— Begin —

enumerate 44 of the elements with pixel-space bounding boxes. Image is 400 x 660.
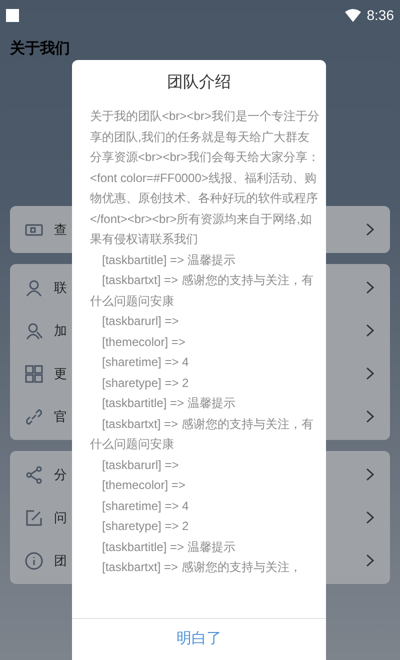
grid-icon [24, 364, 44, 384]
dialog-title: 团队介绍 [167, 73, 231, 93]
status-time: 8:36 [366, 6, 394, 24]
menu-label[interactable]: 问 [54, 508, 67, 528]
dialog-text: 关于我的团队<br><br>我们是一个专注于分享的团队,我们的任务就是每天给广大群友分享资源<br><br>我们会每天给大家分享：<font color=#FF0000>线报、福利活动、购物优惠、原创技术、各种好玩的软件或程序</font><br><br>所有资源均来自于网络,如果有侵权请联系我们 [90, 108, 320, 248]
dialog-text: [sharetype] => 2 [101, 374, 190, 392]
dialog-text: [sharetype] => 2 [101, 518, 190, 535]
page-title: 关于我们 [10, 38, 70, 59]
dialog-text: [themecolor] => [101, 477, 186, 494]
notification-icon [6, 8, 19, 22]
confirm-button[interactable]: 明白了 [168, 628, 230, 651]
dialog-text: [taskbarurl] => [101, 456, 180, 474]
dialog-text: [taskbarurl] => [101, 313, 180, 330]
dialog-text: [taskbartitle] => 温馨提示 [101, 252, 236, 268]
dialog-text: [taskbartxt] => 感谢您的支持与关注， [101, 559, 302, 576]
dialog-text: [sharetime] => 4 [101, 498, 190, 514]
wifi-icon [344, 8, 361, 22]
menu-label[interactable]: 分 [54, 464, 67, 484]
menu-label[interactable]: 联 [54, 278, 67, 298]
menu-label[interactable]: 查 [54, 220, 67, 240]
dialog-text: [themecolor] => [101, 334, 186, 350]
menu-label[interactable]: 官 [54, 406, 67, 426]
dialog-text: [taskbartitle] => 温馨提示 [101, 395, 236, 412]
people-icon [24, 320, 44, 340]
dialog-text: [sharetime] => 4 [101, 354, 190, 371]
chevron-icon[interactable] [366, 410, 374, 423]
share-icon [24, 464, 44, 484]
dialog-text: [taskbartitle] => 温馨提示 [101, 538, 236, 556]
link-icon [24, 406, 44, 426]
menu-label[interactable]: 更 [54, 364, 67, 384]
info-icon [24, 550, 44, 570]
person-icon [24, 278, 44, 298]
chevron-icon[interactable] [366, 223, 374, 236]
chevron-icon[interactable] [366, 554, 374, 567]
menu-label[interactable]: 团 [54, 550, 67, 570]
chevron-icon[interactable] [366, 511, 374, 524]
chevron-icon[interactable] [366, 367, 374, 380]
chevron-icon[interactable] [366, 468, 374, 481]
dialog-text: [taskbartxt] => 感谢您的支持与关注，有什么问题问安康 [90, 416, 314, 453]
menu-label[interactable]: 加 [54, 320, 67, 340]
chevron-icon[interactable] [366, 281, 374, 294]
chevron-icon[interactable] [366, 324, 374, 337]
edit-icon [24, 508, 44, 528]
dialog-text: [taskbartxt] => 感谢您的支持与关注，有什么问题问安康 [90, 272, 314, 310]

— End —

Copy every row above word for word, leaving out the picture.

enumerate 44 of the elements with pixel-space bounding boxes. Image is 400 x 660.
grid-icon [24, 364, 44, 384]
dialog-title: 团队介绍 [167, 73, 231, 93]
status-time: 8:36 [366, 6, 394, 24]
menu-label[interactable]: 问 [54, 508, 67, 528]
dialog-text: 关于我的团队<br><br>我们是一个专注于分享的团队,我们的任务就是每天给广大群友分享资源<br><br>我们会每天给大家分享：<font color=#FF0000>线报、福利活动、购物优惠、原创技术、各种好玩的软件或程序</font><br><br>所有资源均来自于网络,如果有侵权请联系我们 [90, 108, 320, 248]
dialog-text: [sharetype] => 2 [101, 374, 190, 392]
dialog-text: [sharetype] => 2 [101, 518, 190, 535]
page-title: 关于我们 [10, 38, 70, 59]
dialog-text: [themecolor] => [101, 477, 186, 494]
notification-icon [6, 8, 19, 22]
confirm-button[interactable]: 明白了 [168, 628, 230, 651]
dialog-text: [taskbarurl] => [101, 456, 180, 474]
dialog-text: [taskbarurl] => [101, 313, 180, 330]
dialog-text: [taskbartitle] => 温馨提示 [101, 252, 236, 268]
dialog-text: [taskbartxt] => 感谢您的支持与关注， [101, 559, 302, 576]
dialog-text: [sharetime] => 4 [101, 498, 190, 514]
wifi-icon [344, 8, 361, 22]
menu-label[interactable]: 分 [54, 464, 67, 484]
menu-label[interactable]: 联 [54, 278, 67, 298]
menu-label[interactable]: 查 [54, 220, 67, 240]
dialog-text: [themecolor] => [101, 334, 186, 350]
menu-label[interactable]: 官 [54, 406, 67, 426]
dialog-text: [taskbartitle] => 温馨提示 [101, 395, 236, 412]
people-icon [24, 320, 44, 340]
dialog-text: [sharetime] => 4 [101, 354, 190, 371]
chevron-icon[interactable] [366, 410, 374, 423]
share-icon [24, 464, 44, 484]
dialog-text: [taskbartitle] => 温馨提示 [101, 538, 236, 556]
link-icon [24, 406, 44, 426]
menu-label[interactable]: 更 [54, 364, 67, 384]
info-icon [24, 550, 44, 570]
person-icon [24, 278, 44, 298]
chevron-icon[interactable] [366, 223, 374, 236]
chevron-icon[interactable] [366, 554, 374, 567]
menu-label[interactable]: 团 [54, 550, 67, 570]
chevron-icon[interactable] [366, 511, 374, 524]
chevron-icon[interactable] [366, 367, 374, 380]
chevron-icon[interactable] [366, 468, 374, 481]
dialog-text: [taskbartxt] => 感谢您的支持与关注，有什么问题问安康 [90, 416, 314, 453]
menu-label[interactable]: 加 [54, 320, 67, 340]
chevron-icon[interactable] [366, 281, 374, 294]
chevron-icon[interactable] [366, 324, 374, 337]
edit-icon [24, 508, 44, 528]
dialog-text: [taskbartxt] => 感谢您的支持与关注，有什么问题问安康 [90, 272, 314, 310]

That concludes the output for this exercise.